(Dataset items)
:::::
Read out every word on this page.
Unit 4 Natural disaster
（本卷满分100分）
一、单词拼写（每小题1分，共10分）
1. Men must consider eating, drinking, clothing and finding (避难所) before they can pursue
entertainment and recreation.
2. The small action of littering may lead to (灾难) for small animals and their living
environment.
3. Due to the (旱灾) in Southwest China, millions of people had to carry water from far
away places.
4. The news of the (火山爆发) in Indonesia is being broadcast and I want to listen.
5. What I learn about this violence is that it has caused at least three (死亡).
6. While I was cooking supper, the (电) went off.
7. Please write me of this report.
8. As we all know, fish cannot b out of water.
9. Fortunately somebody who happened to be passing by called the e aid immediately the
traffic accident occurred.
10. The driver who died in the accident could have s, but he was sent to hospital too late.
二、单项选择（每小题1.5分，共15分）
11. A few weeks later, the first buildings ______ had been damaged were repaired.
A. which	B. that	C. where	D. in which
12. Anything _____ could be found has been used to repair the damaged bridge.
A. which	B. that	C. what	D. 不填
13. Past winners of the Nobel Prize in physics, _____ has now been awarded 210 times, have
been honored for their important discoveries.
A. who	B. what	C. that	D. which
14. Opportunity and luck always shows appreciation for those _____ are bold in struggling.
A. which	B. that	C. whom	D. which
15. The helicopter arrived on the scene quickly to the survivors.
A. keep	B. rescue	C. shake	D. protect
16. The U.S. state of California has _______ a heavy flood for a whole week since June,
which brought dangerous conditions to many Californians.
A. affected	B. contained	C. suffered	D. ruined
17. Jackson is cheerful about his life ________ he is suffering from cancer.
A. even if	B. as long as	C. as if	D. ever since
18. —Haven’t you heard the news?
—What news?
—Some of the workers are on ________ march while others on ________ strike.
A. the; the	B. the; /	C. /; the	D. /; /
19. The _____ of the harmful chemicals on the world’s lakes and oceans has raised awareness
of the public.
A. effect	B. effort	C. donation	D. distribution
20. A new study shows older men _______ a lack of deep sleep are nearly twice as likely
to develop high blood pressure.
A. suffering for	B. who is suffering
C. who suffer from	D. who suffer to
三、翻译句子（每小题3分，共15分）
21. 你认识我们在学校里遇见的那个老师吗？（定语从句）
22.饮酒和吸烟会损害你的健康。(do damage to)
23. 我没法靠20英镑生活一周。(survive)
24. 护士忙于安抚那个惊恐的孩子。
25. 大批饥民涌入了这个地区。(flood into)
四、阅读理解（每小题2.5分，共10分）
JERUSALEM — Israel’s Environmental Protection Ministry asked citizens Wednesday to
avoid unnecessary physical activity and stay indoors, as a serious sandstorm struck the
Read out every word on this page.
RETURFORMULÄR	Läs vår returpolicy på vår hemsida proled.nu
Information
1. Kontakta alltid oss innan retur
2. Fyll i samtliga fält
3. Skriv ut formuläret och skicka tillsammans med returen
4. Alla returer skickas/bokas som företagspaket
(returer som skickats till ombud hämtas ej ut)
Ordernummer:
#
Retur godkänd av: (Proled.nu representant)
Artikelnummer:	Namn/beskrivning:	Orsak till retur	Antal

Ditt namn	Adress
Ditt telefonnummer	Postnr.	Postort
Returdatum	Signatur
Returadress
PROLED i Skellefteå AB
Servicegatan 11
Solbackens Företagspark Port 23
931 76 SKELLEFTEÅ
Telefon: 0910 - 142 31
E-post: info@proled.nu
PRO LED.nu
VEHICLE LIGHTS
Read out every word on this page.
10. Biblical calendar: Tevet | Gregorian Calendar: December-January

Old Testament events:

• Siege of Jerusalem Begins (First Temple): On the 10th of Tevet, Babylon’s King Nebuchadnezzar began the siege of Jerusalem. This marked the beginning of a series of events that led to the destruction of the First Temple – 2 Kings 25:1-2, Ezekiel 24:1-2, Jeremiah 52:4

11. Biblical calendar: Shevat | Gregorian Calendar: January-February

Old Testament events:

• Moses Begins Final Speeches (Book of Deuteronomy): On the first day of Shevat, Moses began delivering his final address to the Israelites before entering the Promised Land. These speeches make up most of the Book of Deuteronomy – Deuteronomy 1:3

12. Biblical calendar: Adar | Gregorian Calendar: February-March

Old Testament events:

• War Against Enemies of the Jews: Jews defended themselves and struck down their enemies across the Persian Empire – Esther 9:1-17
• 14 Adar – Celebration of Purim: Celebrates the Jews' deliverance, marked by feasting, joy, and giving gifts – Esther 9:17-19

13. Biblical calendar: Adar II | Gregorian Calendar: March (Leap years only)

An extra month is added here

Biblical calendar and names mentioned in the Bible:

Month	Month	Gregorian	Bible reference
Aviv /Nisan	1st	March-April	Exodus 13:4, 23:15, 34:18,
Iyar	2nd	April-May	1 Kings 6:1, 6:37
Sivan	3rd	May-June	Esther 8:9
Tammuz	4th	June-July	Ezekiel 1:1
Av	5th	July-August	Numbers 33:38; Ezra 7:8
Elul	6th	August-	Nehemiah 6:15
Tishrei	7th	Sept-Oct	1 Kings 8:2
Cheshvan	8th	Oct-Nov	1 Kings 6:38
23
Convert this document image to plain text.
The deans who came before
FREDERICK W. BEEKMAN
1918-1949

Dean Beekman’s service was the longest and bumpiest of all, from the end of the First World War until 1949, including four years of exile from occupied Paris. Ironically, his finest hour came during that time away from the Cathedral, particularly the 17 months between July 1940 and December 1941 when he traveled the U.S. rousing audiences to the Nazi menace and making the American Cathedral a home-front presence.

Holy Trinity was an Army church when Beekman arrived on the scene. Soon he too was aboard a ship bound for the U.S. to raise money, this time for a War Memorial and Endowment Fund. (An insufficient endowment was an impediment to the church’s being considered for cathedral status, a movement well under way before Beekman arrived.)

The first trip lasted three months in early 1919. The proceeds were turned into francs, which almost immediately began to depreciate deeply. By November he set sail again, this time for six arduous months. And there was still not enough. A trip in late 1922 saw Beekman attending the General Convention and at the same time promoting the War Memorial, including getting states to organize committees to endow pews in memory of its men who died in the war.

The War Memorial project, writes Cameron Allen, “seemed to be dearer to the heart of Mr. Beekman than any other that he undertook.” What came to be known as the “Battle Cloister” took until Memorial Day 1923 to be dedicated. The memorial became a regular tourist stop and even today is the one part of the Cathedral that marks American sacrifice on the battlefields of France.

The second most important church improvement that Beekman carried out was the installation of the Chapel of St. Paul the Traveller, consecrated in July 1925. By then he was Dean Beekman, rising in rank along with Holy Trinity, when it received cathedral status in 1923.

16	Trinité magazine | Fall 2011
:::::
**Given task**
Exactly reproduce every line of the records.

**Written answer**
Read out every word on this page.
Unit 4 Natural disaster
（本卷满分100分）
一、单词拼写（每小题1分，共10分）
1. Men must consider eating, drinking, clothing and finding (避难所) before they can pursue
entertainment and recreation.
2. The small action of littering may lead to (灾难) for small animals and their living
environment.
3. Due to the (旱灾) in Southwest China, millions of people had to carry water from far
away places.
4. The news of the (火山爆发) in Indonesia is being broadcast and I want to listen.
5. What I learn about this violence is that it has caused at least three (死亡).
6. While I was cooking supper, the (电) went off.
7. Please write me of this report.
8. As we all know, fish cannot b out of water.
9. Fortunately somebody who happened to be passing by called the e aid immediately the
traffic accident occurred.
10. The driver who died in the accident could have s, but he was sent to hospital too late.
二、单项选择（每小题1.5分，共15分）
11. A few weeks later, the first buildings ______ had been damaged were repaired.
A. which	B. that	C. where	D. in which
12. Anything _____ could be found has been used to repair the damaged bridge.
A. which	B. that	C. what	D. 不填
13. Past winners of the Nobel Prize in physics, _____ has now been awarded 210 times, have
been honored for their important discoveries.
A. who	B. what	C. that	D. which
14. Opportunity and luck always shows appreciation for those _____ are bold in struggling.
A. which	B. that	C. whom	D. which
15. The helicopter arrived on the scene quickly to the survivors.
A. keep	B. rescue	C. shake	D. protect
16. The U.S. state of California has _______ a heavy flood for a whole week since June,
which brought dangerous conditions to many Californians.
A. affected	B. contained	C. suffered	D. ruined
17. Jackson is cheerful about his life ________ he is suffering from cancer.
A. even if	B. as long as	C. as if	D. ever since
18. —Haven’t you heard the news?
—What news?
—Some of the workers are on ________ march while others on ________ strike.
A. the; the	B. the; /	C. /; the	D. /; /
19. The _____ of the harmful chemicals on the world’s lakes and oceans has raised awareness
of the public.
A. effect	B. effort	C. donation	D. distribution
20. A new study shows older men _______ a lack of deep sleep are nearly twice as likely
to develop high blood pressure.
A. suffering for	B. who is suffering
C. who suffer from	D. who suffer to
三、翻译句子（每小题3分，共15分）
21. 你认识我们在学校里遇见的那个老师吗？（定语从句）
22.饮酒和吸烟会损害你的健康。(do damage to)
23. 我没法靠20英镑生活一周。(survive)
24. 护士忙于安抚那个惊恐的孩子。
25. 大批饥民涌入了这个地区。(flood into)
四、阅读理解（每小题2.5分，共10分）
JERUSALEM — Israel’s Environmental Protection Ministry asked citizens Wednesday to
avoid unnecessary physical activity and stay indoors, as a serious sandstorm struck the
Read out every word on this page.
RETURFORMULÄR	Läs vår returpolicy på vår hemsida proled.nu
Information
1. Kontakta alltid oss innan retur
2. Fyll i samtliga fält
3. Skriv ut formuläret och skicka tillsammans med returen
4. Alla returer skickas/bokas som företagspaket
(returer som skickats till ombud hämtas ej ut)
Ordernummer:
#
Retur godkänd av: (Proled.nu representant)
Artikelnummer:	Namn/beskrivning:	Orsak till retur	Antal

Ditt namn	Adress
Ditt telefonnummer	Postnr.	Postort
Returdatum	Signatur
Returadress
PROLED i Skellefteå AB
Servicegatan 11
Solbackens Företagspark Port 23
931 76 SKELLEFTEÅ
Telefon: 0910 - 142 31
E-post: info@proled.nu
PRO LED.nu
VEHICLE LIGHTS
Read out every word on this page.
10. Biblical calendar: Tevet | Gregorian Calendar: December-January

Old Testament events:

• Siege of Jerusalem Begins (First Temple): On the 10th of Tevet, Babylon’s King Nebuchadnezzar began the siege of Jerusalem. This marked the beginning of a series of events that led to the destruction of the First Temple – 2 Kings 25:1-2, Ezekiel 24:1-2, Jeremiah 52:4

11. Biblical calendar: Shevat | Gregorian Calendar: January-February

Old Testament events:

• Moses Begins Final Speeches (Book of Deuteronomy): On the first day of Shevat, Moses began delivering his final address to the Israelites before entering the Promised Land. These speeches make up most of the Book of Deuteronomy – Deuteronomy 1:3

12. Biblical calendar: Adar | Gregorian Calendar: February-March

Old Testament events:

• War Against Enemies of the Jews: Jews defended themselves and struck down their enemies across the Persian Empire – Esther 9:1-17
• 14 Adar – Celebration of Purim: Celebrates the Jews' deliverance, marked by feasting, joy, and giving gifts – Esther 9:17-19

13. Biblical calendar: Adar II | Gregorian Calendar: March (Leap years only)

An extra month is added here

Biblical calendar and names mentioned in the Bible:

Month	Month	Gregorian	Bible reference
Aviv /Nisan	1st	March-April	Exodus 13:4, 23:15, 34:18,
Iyar	2nd	April-May	1 Kings 6:1, 6:37
Sivan	3rd	May-June	Esther 8:9
Tammuz	4th	June-July	Ezekiel 1:1
Av	5th	July-August	Numbers 33:38; Ezra 7:8
Elul	6th	August-	Nehemiah 6:15
Tishrei	7th	Sept-Oct	1 Kings 8:2
Cheshvan	8th	Oct-Nov	1 Kings 6:38
23
Convert this document image to plain text.
The deans who came before
FREDERICK W. BEEKMAN
1918-1949

Dean Beekman’s service was the longest and bumpiest of all, from the end of the First World War until 1949, including four years of exile from occupied Paris. Ironically, his finest hour came during that time away from the Cathedral, particularly the 17 months between July 1940 and December 1941 when he traveled the U.S. rousing audiences to the Nazi menace and making the American Cathedral a home-front presence.

Holy Trinity was an Army church when Beekman arrived on the scene. Soon he too was aboard a ship bound for the U.S. to raise money, this time for a War Memorial and Endowment Fund. (An insufficient endowment was an impediment to the church’s being considered for cathedral status, a movement well under way before Beekman arrived.)

The first trip lasted three months in early 1919. The proceeds were turned into francs, which almost immediately began to depreciate deeply. By November he set sail again, this time for six arduous months. And there was still not enough. A trip in late 1922 saw Beekman attending the General Convention and at the same time promoting the War Memorial, including getting states to organize committees to endow pews in memory of its men who died in the war.

The War Memorial project, writes Cameron Allen, “seemed to be dearer to the heart of Mr. Beekman than any other that he undertook.” What came to be known as the “Battle Cloister” took until Memorial Day 1923 to be dedicated. The memorial became a regular tourist stop and even today is the one part of the Cathedral that marks American sacrifice on the battlefields of France.

The second most important church improvement that Beekman carried out was the installation of the Chapel of St. Paul the Traveller, consecrated in July 1925. By then he was Dean Beekman, rising in rank along with Holy Trinity, when it received cathedral status in 1923.

16	Trinité magazine | Fall 2011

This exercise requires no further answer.